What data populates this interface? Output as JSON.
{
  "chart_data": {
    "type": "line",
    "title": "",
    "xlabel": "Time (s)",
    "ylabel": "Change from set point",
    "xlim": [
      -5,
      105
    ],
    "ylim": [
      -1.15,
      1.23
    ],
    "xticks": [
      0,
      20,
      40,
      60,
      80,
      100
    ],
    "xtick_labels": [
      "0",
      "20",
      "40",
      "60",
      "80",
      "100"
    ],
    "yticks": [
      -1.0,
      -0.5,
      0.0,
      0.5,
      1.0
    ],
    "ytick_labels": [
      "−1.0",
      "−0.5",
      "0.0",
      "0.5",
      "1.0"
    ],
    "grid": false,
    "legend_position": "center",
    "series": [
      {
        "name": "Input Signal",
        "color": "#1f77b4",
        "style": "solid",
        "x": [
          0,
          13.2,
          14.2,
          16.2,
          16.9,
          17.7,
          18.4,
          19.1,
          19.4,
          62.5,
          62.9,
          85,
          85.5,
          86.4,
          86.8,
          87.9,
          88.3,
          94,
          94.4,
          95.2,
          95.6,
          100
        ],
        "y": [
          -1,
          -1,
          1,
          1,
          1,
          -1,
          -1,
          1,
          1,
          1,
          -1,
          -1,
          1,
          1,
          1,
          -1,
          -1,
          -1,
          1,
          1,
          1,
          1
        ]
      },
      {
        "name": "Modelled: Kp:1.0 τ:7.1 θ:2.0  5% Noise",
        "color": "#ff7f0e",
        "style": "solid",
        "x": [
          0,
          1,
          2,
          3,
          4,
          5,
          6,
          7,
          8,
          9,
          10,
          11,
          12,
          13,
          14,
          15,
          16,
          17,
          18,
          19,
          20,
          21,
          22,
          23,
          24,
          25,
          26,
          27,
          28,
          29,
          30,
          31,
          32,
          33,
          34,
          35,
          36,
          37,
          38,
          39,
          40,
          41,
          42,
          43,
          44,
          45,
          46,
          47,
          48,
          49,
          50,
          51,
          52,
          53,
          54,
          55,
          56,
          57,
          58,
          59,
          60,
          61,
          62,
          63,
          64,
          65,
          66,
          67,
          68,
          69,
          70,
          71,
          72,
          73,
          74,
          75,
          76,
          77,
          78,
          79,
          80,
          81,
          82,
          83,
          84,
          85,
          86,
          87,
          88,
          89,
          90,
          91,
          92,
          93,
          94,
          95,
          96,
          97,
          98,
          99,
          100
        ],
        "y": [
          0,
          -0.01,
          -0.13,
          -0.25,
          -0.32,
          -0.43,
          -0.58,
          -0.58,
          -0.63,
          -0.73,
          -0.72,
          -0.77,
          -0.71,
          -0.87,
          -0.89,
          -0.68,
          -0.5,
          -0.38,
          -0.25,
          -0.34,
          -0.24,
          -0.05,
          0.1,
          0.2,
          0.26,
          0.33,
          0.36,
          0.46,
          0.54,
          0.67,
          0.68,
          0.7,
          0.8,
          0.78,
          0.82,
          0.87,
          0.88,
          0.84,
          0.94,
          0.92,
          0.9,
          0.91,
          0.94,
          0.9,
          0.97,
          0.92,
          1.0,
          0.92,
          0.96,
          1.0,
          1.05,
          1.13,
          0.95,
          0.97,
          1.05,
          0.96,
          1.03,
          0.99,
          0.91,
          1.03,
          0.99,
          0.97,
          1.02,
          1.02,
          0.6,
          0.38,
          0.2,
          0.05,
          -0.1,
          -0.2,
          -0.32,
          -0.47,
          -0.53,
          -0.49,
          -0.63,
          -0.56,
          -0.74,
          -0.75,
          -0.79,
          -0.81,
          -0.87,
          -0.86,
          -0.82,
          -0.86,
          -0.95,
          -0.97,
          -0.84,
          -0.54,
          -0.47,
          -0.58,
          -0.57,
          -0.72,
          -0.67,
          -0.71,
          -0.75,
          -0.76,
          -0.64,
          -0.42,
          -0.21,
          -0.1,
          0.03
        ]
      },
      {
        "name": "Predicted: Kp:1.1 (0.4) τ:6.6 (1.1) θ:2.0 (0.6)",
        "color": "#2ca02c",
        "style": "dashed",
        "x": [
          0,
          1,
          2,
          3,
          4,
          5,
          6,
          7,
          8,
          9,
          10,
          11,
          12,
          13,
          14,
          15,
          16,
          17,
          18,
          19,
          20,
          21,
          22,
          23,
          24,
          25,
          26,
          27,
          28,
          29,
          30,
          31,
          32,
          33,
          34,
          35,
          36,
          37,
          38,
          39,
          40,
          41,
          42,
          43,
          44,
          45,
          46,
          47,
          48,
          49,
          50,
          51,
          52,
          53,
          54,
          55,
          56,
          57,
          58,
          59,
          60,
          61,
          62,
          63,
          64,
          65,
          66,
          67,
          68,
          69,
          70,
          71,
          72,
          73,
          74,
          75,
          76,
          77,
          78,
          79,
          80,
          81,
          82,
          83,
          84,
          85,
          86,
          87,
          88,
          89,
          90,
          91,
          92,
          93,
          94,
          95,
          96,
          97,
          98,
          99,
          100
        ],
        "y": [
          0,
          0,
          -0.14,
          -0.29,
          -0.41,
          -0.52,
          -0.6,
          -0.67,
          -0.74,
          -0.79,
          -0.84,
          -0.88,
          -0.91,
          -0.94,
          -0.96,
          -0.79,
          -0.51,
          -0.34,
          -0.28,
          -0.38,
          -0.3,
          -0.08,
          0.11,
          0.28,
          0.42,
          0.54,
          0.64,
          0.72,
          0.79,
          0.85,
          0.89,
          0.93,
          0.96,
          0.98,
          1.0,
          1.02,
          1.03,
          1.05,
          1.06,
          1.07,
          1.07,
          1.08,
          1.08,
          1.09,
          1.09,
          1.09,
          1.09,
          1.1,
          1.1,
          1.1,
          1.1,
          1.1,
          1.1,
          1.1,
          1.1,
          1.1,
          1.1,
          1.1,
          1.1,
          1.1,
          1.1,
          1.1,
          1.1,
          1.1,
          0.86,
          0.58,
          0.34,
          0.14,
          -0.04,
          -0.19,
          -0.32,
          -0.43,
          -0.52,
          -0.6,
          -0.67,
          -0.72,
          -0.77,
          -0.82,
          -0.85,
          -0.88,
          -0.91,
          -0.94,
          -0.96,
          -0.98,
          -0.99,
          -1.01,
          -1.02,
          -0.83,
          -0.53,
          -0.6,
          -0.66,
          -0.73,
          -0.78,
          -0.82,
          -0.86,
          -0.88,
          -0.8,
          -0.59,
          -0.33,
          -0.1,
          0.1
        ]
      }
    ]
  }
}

◆ ◆ ◆ ◆

- _Problem requirements_: Among the lines above, count those containing the word "color" and give nothing but the result.

- _Exercise result_: 3